*Given records*
+---+
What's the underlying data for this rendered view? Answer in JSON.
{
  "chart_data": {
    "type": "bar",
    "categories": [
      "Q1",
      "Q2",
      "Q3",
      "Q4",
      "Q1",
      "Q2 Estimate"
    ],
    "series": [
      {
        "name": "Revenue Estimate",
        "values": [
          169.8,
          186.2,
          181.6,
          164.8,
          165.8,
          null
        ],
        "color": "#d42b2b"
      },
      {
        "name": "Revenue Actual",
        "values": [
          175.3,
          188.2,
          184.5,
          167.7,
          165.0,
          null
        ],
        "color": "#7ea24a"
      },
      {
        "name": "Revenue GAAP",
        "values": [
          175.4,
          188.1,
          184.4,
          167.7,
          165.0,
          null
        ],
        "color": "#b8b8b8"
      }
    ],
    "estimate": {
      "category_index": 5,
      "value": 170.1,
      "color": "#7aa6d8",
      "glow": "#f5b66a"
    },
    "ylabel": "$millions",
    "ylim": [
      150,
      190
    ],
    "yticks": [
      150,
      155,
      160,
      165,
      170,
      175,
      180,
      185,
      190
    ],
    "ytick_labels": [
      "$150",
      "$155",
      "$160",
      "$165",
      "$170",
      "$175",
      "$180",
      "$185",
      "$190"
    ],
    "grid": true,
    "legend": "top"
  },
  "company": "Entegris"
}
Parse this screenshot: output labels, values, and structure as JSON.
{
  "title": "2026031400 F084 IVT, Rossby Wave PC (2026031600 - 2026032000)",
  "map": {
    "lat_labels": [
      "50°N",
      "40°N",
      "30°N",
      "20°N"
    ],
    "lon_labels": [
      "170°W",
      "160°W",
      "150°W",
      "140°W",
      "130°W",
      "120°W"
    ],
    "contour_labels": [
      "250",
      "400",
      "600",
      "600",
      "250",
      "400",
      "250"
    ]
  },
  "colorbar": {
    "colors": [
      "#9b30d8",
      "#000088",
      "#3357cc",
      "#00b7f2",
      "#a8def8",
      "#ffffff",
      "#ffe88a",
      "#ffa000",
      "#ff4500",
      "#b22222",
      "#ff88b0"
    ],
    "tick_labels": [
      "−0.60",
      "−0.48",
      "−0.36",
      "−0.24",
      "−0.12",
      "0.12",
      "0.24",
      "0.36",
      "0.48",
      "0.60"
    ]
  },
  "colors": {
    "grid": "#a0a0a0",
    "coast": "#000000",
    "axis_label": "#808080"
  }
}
+---+
*What you need to do*
Identify every line above with the string "this" in it. Copy those lines.

*Written solution*
What's the underlying data for this rendered view? Answer in JSON.
Parse this screenshot: output labels, values, and structure as JSON.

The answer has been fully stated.